**Given request:**
Write out the records word for word, with no pictures.

##### Information supplied #####

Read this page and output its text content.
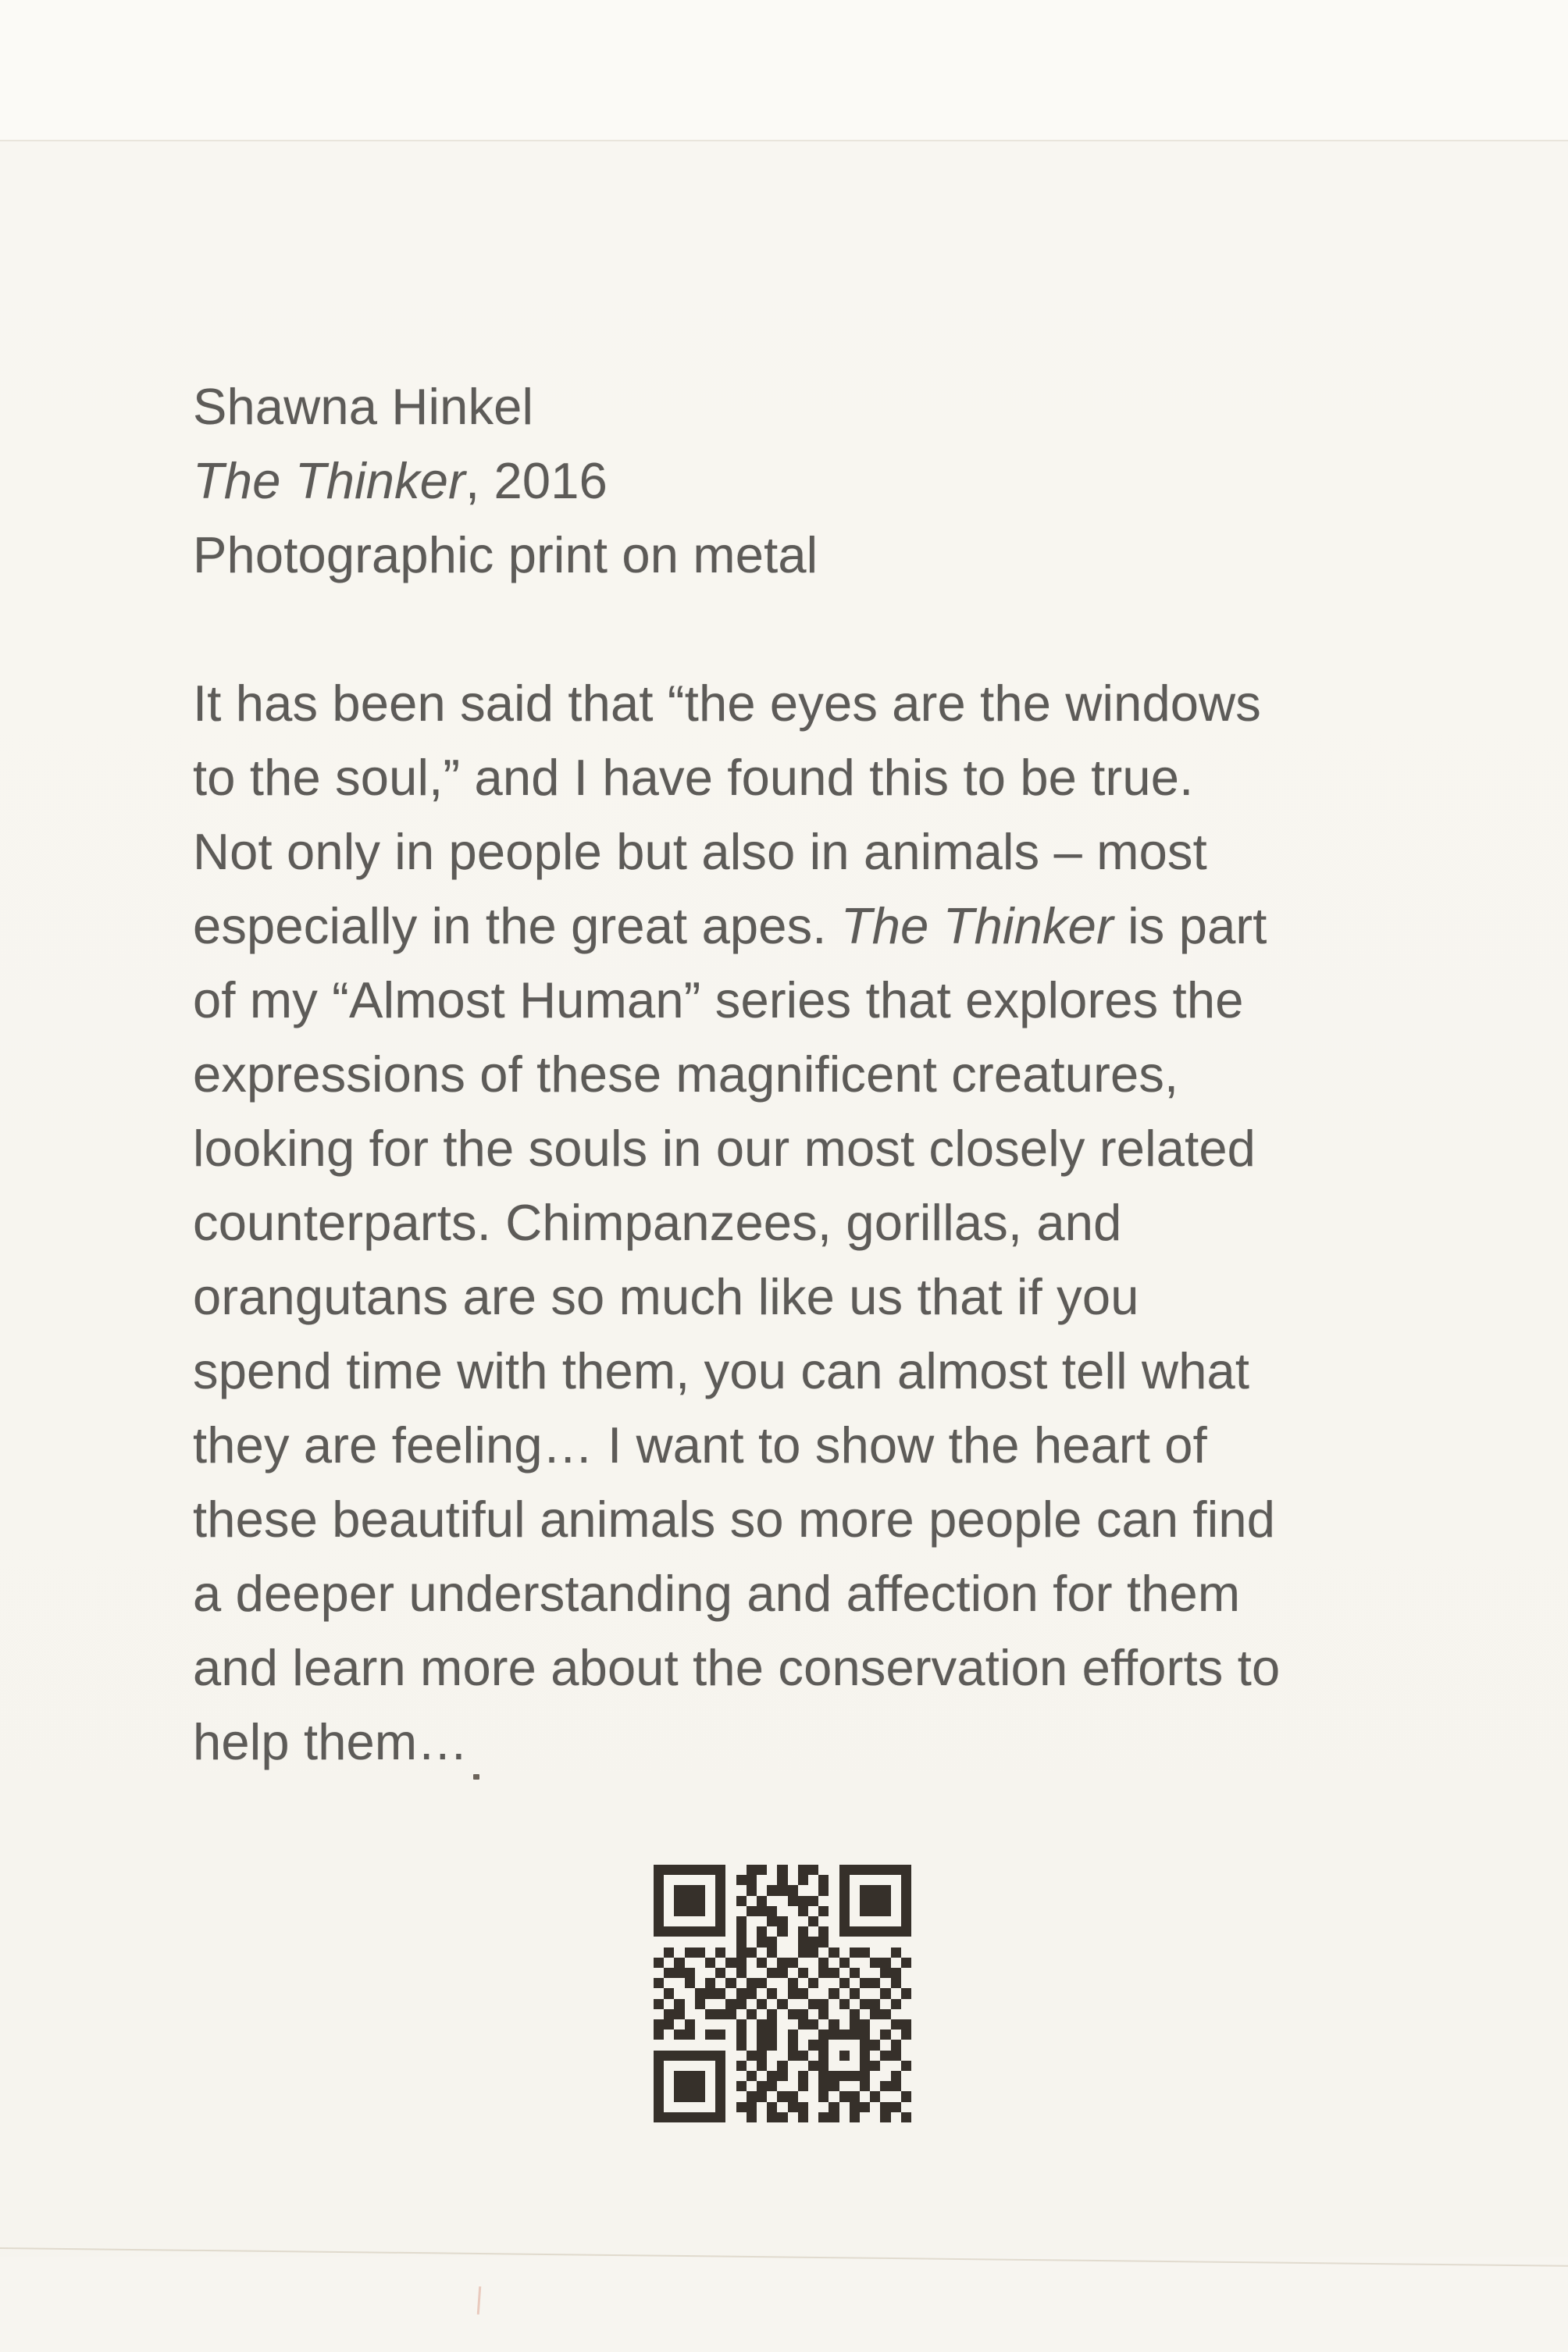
Shawna Hinkel
The Thinker, 2016
Photographic print on metal
It has been said that “the eyes are the windows
to the soul,” and I have found this to be true.
Not only in people but also in animals – most
especially in the great apes. The Thinker is part
of my “Almost Human” series that explores the
expressions of these magnificent creatures,
looking for the souls in our most closely related
counterparts. Chimpanzees, gorillas, and
orangutans are so much like us that if you
spend time with them, you can almost tell what
they are feeling… I want to show the heart of
these beautiful animals so more people can find
a deeper understanding and affection for them
and learn more about the conservation efforts to
help them…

#####

**Answer in full:**
Read this page and output its text content.
Shawna Hinkel
The Thinker, 2016
Photographic print on metal
It has been said that “the eyes are the windows
to the soul,” and I have found this to be true.
Not only in people but also in animals – most
especially in the great apes. The Thinker is part
of my “Almost Human” series that explores the
expressions of these magnificent creatures,
looking for the souls in our most closely related
counterparts. Chimpanzees, gorillas, and
orangutans are so much like us that if you
spend time with them, you can almost tell what
they are feeling… I want to show the heart of
these beautiful animals so more people can find
a deeper understanding and affection for them
and learn more about the conservation efforts to
help them…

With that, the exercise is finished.